### Input rows

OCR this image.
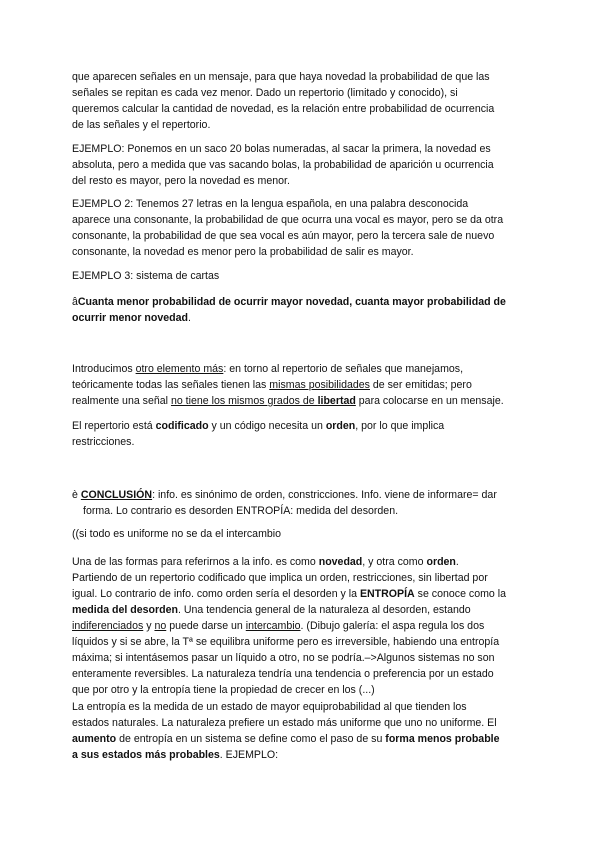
que aparecen señales en un mensaje, para que haya novedad la probabilidad de que las
señales se repitan es cada vez menor. Dado un repertorio (limitado y conocido), si
queremos calcular la cantidad de novedad, es la relación entre probabilidad de ocurrencia
de las señales y el repertorio.

EJEMPLO: Ponemos en un saco 20 bolas numeradas, al sacar la primera, la novedad es
absoluta, pero a medida que vas sacando bolas, la probabilidad de aparición u ocurrencia
del resto es mayor, pero la novedad es menor.

EJEMPLO 2: Tenemos 27 letras en la lengua española, en una palabra desconocida
aparece una consonante, la probabilidad de que ocurra una vocal es mayor, pero se da otra
consonante, la probabilidad de que sea vocal es aún mayor, pero la tercera sale de nuevo
consonante, la novedad es menor pero la probabilidad de salir es mayor.

EJEMPLO 3: sistema de cartas

âCuanta menor probabilidad de ocurrir mayor novedad, cuanta mayor probabilidad de
ocurrir menor novedad.

Introducimos otro elemento más: en torno al repertorio de señales que manejamos,
teóricamente todas las señales tienen las mismas posibilidades de ser emitidas; pero
realmente una señal no tiene los mismos grados de libertad para colocarse en un mensaje.

El repertorio está codificado y un código necesita un orden, por lo que implica
restricciones.

è CONCLUSIÓN: info. es sinónimo de orden, constricciones. Info. viene de informare= dar
forma. Lo contrario es desorden ENTROPÍA: medida del desorden.

((si todo es uniforme no se da el intercambio

Una de las formas para referirnos a la info. es como novedad, y otra como orden.
Partiendo de un repertorio codificado que implica un orden, restricciones, sin libertad por
igual. Lo contrario de info. como orden sería el desorden y la ENTROPÍA se conoce como la
medida del desorden. Una tendencia general de la naturaleza al desorden, estando
indiferenciados y no puede darse un intercambio. (Dibujo galería: el aspa regula los dos
líquidos y si se abre, la Tª se equilibra uniforme pero es irreversible, habiendo una entropía
máxima; si intentásemos pasar un líquido a otro, no se podría.–>Algunos sistemas no son
enteramente reversibles. La naturaleza tendría una tendencia o preferencia por un estado
que por otro y la entropía tiene la propiedad de crecer en los (...)

La entropía es la medida de un estado de mayor equiprobabilidad al que tienden los
estados naturales. La naturaleza prefiere un estado más uniforme que uno no uniforme. El
aumento de entropía en un sistema se define como el paso de su forma menos probable
a sus estados más probables. EJEMPLO:
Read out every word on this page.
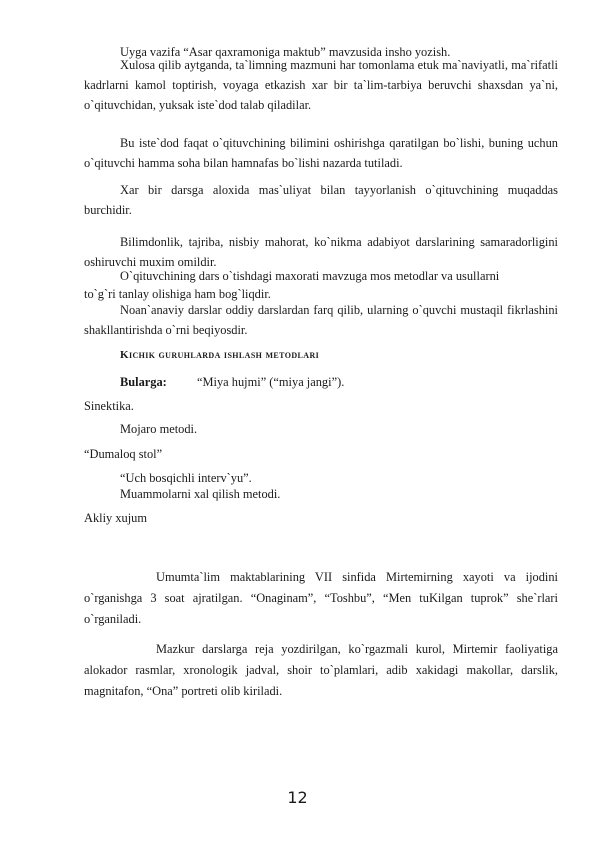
Uyga vazifa “Asar qaxramoniga maktub” mavzusida insho yozish.

Xulosa qilib aytganda, ta`limning mazmuni har tomonlama etuk ma`naviyatli, ma`rifatli kadrlarni kamol toptirish, voyaga etkazish xar bir ta`lim-tarbiya beruvchi shaxsdan ya`ni, o`qituvchidan, yuksak iste`dod talab qiladilar.

Bu iste`dod faqat o`qituvchining bilimini oshirishga qaratilgan bo`lishi, buning uchun o`qituvchi hamma soha bilan hamnafas bo`lishi nazarda tutiladi.

Xar bir darsga aloxida mas`uliyat bilan tayyorlanish o`qituvchining muqaddas burchidir.

Bilimdonlik, tajriba, nisbiy mahorat, ko`nikma adabiyot darslarining samaradorligini oshiruvchi muxim omildir.

O`qituvchining dars o`tishdagi maxorati mavzuga mos metodlar va usullarni

to`g`ri tanlay olishiga ham bog`liqdir.

Noan`anaviy darslar oddiy darslardan farq qilib, ularning o`quvchi mustaqil fikrlashini shakllantirishda o`rni beqiyosdir.

Kichik guruhlarda ishlash metodlari

Bularga: “Miya hujmi” (“miya jangi”).

Sinektika.

Mojaro metodi.

“Dumaloq stol”

“Uch bosqichli interv`yu”.

Muammolarni xal qilish metodi.

Akliy xujum

Umumta`lim maktablarining VII sinfida Mirtemirning xayoti va ijodini o`rganishga 3 soat ajratilgan. “Onaginam”, “Toshbu”, “Men tuKilgan tuprok” she`rlari o`rganiladi.

Mazkur darslarga reja yozdirilgan, ko`rgazmali kurol, Mirtemir faoliyatiga alokador rasmlar, xronologik jadval, shoir to`plamlari, adib xakidagi makollar, darslik, magnitafon, “Ona” portreti olib kiriladi.

12
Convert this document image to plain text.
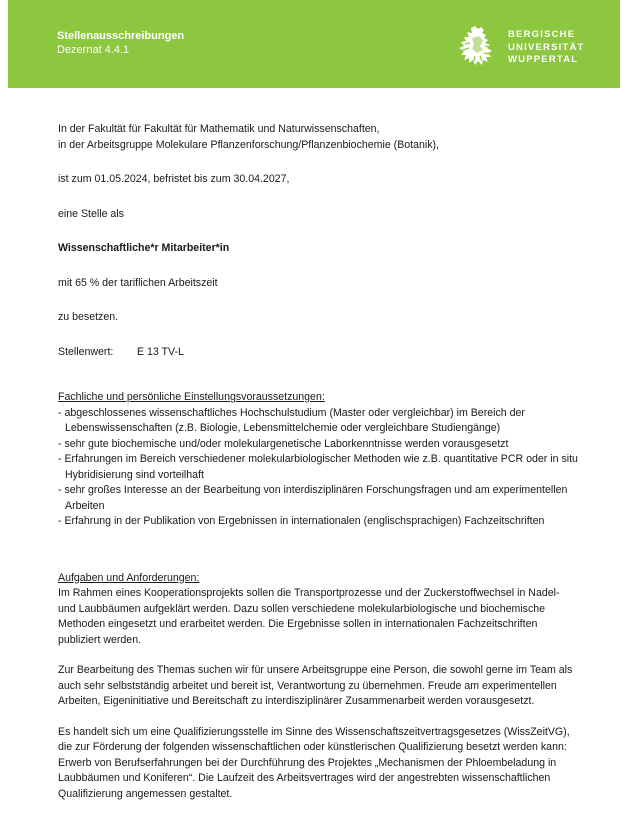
Stellenausschreibungen
Dezernat 4.4.1
BERGISCHE
UNIVERSITÄT
WUPPERTAL

In der Fakultät für Fakultät für Mathematik und Naturwissenschaften,

in der Arbeitsgruppe Molekulare Pflanzenforschung/Pflanzenbiochemie (Botanik),

ist zum 01.05.2024, befristet bis zum 30.04.2027,

eine Stelle als

Wissenschaftliche*r Mitarbeiter*in

mit 65 % der tariflichen Arbeitszeit

zu besetzen.

Stellenwert:	E 13 TV-L

Fachliche und persönliche Einstellungsvoraussetzungen:

- abgeschlossenes wissenschaftliches Hochschulstudium (Master oder vergleichbar) im Bereich der Lebenswissenschaften (z.B. Biologie, Lebensmittelchemie oder vergleichbare Studiengänge)
- sehr gute biochemische und/oder molekulargenetische Laborkenntnisse werden vorausgesetzt
- Erfahrungen im Bereich verschiedener molekularbiologischer Methoden wie z.B. quantitative PCR oder in situ Hybridisierung sind vorteilhaft
- sehr großes Interesse an der Bearbeitung von interdisziplinären Forschungsfragen und am experimentellen Arbeiten
- Erfahrung in der Publikation von Ergebnissen in internationalen (englischsprachigen) Fachzeitschriften

Aufgaben und Anforderungen:

Im Rahmen eines Kooperationsprojekts sollen die Transportprozesse und der Zuckerstoffwechsel in Nadel- und Laubbäumen aufgeklärt werden. Dazu sollen verschiedene molekularbiologische und biochemische Methoden eingesetzt und erarbeitet werden. Die Ergebnisse sollen in internationalen Fachzeitschriften publiziert werden.

Zur Bearbeitung des Themas suchen wir für unsere Arbeitsgruppe eine Person, die sowohl gerne im Team als auch sehr selbstständig arbeitet und bereit ist, Verantwortung zu übernehmen. Freude am experimentellen Arbeiten, Eigeninitiative und Bereitschaft zu interdisziplinärer Zusammenarbeit werden vorausgesetzt.

Es handelt sich um eine Qualifizierungsstelle im Sinne des Wissenschaftszeitvertragsgesetzes (WissZeitVG), die zur Förderung der folgenden wissenschaftlichen oder künstlerischen Qualifizierung besetzt werden kann: Erwerb von Berufserfahrungen bei der Durchführung des Projektes „Mechanismen der Phloembeladung in Laubbäumen und Koniferen“. Die Laufzeit des Arbeitsvertrages wird der angestrebten wissenschaftlichen Qualifizierung angemessen gestaltet.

######

= Short task =
Restate the data above exactly, stripping out each image.

= The reply =
OCR this image.
que aparecen señales en un mensaje, para que haya novedad la probabilidad de que las
señales se repitan es cada vez menor. Dado un repertorio (limitado y conocido), si
queremos calcular la cantidad de novedad, es la relación entre probabilidad de ocurrencia
de las señales y el repertorio.

EJEMPLO: Ponemos en un saco 20 bolas numeradas, al sacar la primera, la novedad es
absoluta, pero a medida que vas sacando bolas, la probabilidad de aparición u ocurrencia
del resto es mayor, pero la novedad es menor.

EJEMPLO 2: Tenemos 27 letras en la lengua española, en una palabra desconocida
aparece una consonante, la probabilidad de que ocurra una vocal es mayor, pero se da otra
consonante, la probabilidad de que sea vocal es aún mayor, pero la tercera sale de nuevo
consonante, la novedad es menor pero la probabilidad de salir es mayor.

EJEMPLO 3: sistema de cartas

âCuanta menor probabilidad de ocurrir mayor novedad, cuanta mayor probabilidad de
ocurrir menor novedad.

Introducimos otro elemento más: en torno al repertorio de señales que manejamos,
teóricamente todas las señales tienen las mismas posibilidades de ser emitidas; pero
realmente una señal no tiene los mismos grados de libertad para colocarse en un mensaje.

El repertorio está codificado y un código necesita un orden, por lo que implica
restricciones.

è CONCLUSIÓN: info. es sinónimo de orden, constricciones. Info. viene de informare= dar
forma. Lo contrario es desorden ENTROPÍA: medida del desorden.

((si todo es uniforme no se da el intercambio

Una de las formas para referirnos a la info. es como novedad, y otra como orden.
Partiendo de un repertorio codificado que implica un orden, restricciones, sin libertad por
igual. Lo contrario de info. como orden sería el desorden y la ENTROPÍA se conoce como la
medida del desorden. Una tendencia general de la naturaleza al desorden, estando
indiferenciados y no puede darse un intercambio. (Dibujo galería: el aspa regula los dos
líquidos y si se abre, la Tª se equilibra uniforme pero es irreversible, habiendo una entropía
máxima; si intentásemos pasar un líquido a otro, no se podría.–>Algunos sistemas no son
enteramente reversibles. La naturaleza tendría una tendencia o preferencia por un estado
que por otro y la entropía tiene la propiedad de crecer en los (...)

La entropía es la medida de un estado de mayor equiprobabilidad al que tienden los
estados naturales. La naturaleza prefiere un estado más uniforme que uno no uniforme. El
aumento de entropía en un sistema se define como el paso de su forma menos probable
a sus estados más probables. EJEMPLO:
Read out every word on this page.
Uyga vazifa “Asar qaxramoniga maktub” mavzusida insho yozish.

Xulosa qilib aytganda, ta`limning mazmuni har tomonlama etuk ma`naviyatli, ma`rifatli kadrlarni kamol toptirish, voyaga etkazish xar bir ta`lim-tarbiya beruvchi shaxsdan ya`ni, o`qituvchidan, yuksak iste`dod talab qiladilar.

Bu iste`dod faqat o`qituvchining bilimini oshirishga qaratilgan bo`lishi, buning uchun o`qituvchi hamma soha bilan hamnafas bo`lishi nazarda tutiladi.

Xar bir darsga aloxida mas`uliyat bilan tayyorlanish o`qituvchining muqaddas burchidir.

Bilimdonlik, tajriba, nisbiy mahorat, ko`nikma adabiyot darslarining samaradorligini oshiruvchi muxim omildir.

O`qituvchining dars o`tishdagi maxorati mavzuga mos metodlar va usullarni

to`g`ri tanlay olishiga ham bog`liqdir.

Noan`anaviy darslar oddiy darslardan farq qilib, ularning o`quvchi mustaqil fikrlashini shakllantirishda o`rni beqiyosdir.

Kichik guruhlarda ishlash metodlari

Bularga: “Miya hujmi” (“miya jangi”).

Sinektika.

Mojaro metodi.

“Dumaloq stol”

“Uch bosqichli interv`yu”.

Muammolarni xal qilish metodi.

Akliy xujum

Umumta`lim maktablarining VII sinfida Mirtemirning xayoti va ijodini o`rganishga 3 soat ajratilgan. “Onaginam”, “Toshbu”, “Men tuKilgan tuprok” she`rlari o`rganiladi.

Mazkur darslarga reja yozdirilgan, ko`rgazmali kurol, Mirtemir faoliyatiga alokador rasmlar, xronologik jadval, shoir to`plamlari, adib xakidagi makollar, darslik, magnitafon, “Ona” portreti olib kiriladi.

12
Convert this document image to plain text.
Stellenausschreibungen
Dezernat 4.4.1
BERGISCHE
UNIVERSITÄT
WUPPERTAL

In der Fakultät für Fakultät für Mathematik und Naturwissenschaften,

in der Arbeitsgruppe Molekulare Pflanzenforschung/Pflanzenbiochemie (Botanik),

ist zum 01.05.2024, befristet bis zum 30.04.2027,

eine Stelle als

Wissenschaftliche*r Mitarbeiter*in

mit 65 % der tariflichen Arbeitszeit

zu besetzen.

Stellenwert:	E 13 TV-L

Fachliche und persönliche Einstellungsvoraussetzungen:

- abgeschlossenes wissenschaftliches Hochschulstudium (Master oder vergleichbar) im Bereich der Lebenswissenschaften (z.B. Biologie, Lebensmittelchemie oder vergleichbare Studiengänge)
- sehr gute biochemische und/oder molekulargenetische Laborkenntnisse werden vorausgesetzt
- Erfahrungen im Bereich verschiedener molekularbiologischer Methoden wie z.B. quantitative PCR oder in situ Hybridisierung sind vorteilhaft
- sehr großes Interesse an der Bearbeitung von interdisziplinären Forschungsfragen und am experimentellen Arbeiten
- Erfahrung in der Publikation von Ergebnissen in internationalen (englischsprachigen) Fachzeitschriften

Aufgaben und Anforderungen:

Im Rahmen eines Kooperationsprojekts sollen die Transportprozesse und der Zuckerstoffwechsel in Nadel- und Laubbäumen aufgeklärt werden. Dazu sollen verschiedene molekularbiologische und biochemische Methoden eingesetzt und erarbeitet werden. Die Ergebnisse sollen in internationalen Fachzeitschriften publiziert werden.

Zur Bearbeitung des Themas suchen wir für unsere Arbeitsgruppe eine Person, die sowohl gerne im Team als auch sehr selbstständig arbeitet und bereit ist, Verantwortung zu übernehmen. Freude am experimentellen Arbeiten, Eigeninitiative und Bereitschaft zu interdisziplinärer Zusammenarbeit werden vorausgesetzt.

Es handelt sich um eine Qualifizierungsstelle im Sinne des Wissenschaftszeitvertragsgesetzes (WissZeitVG), die zur Förderung der folgenden wissenschaftlichen oder künstlerischen Qualifizierung besetzt werden kann: Erwerb von Berufserfahrungen bei der Durchführung des Projektes „Mechanismen der Phloembeladung in Laubbäumen und Koniferen“. Die Laufzeit des Arbeitsvertrages wird der angestrebten wissenschaftlichen Qualifizierung angemessen gestaltet.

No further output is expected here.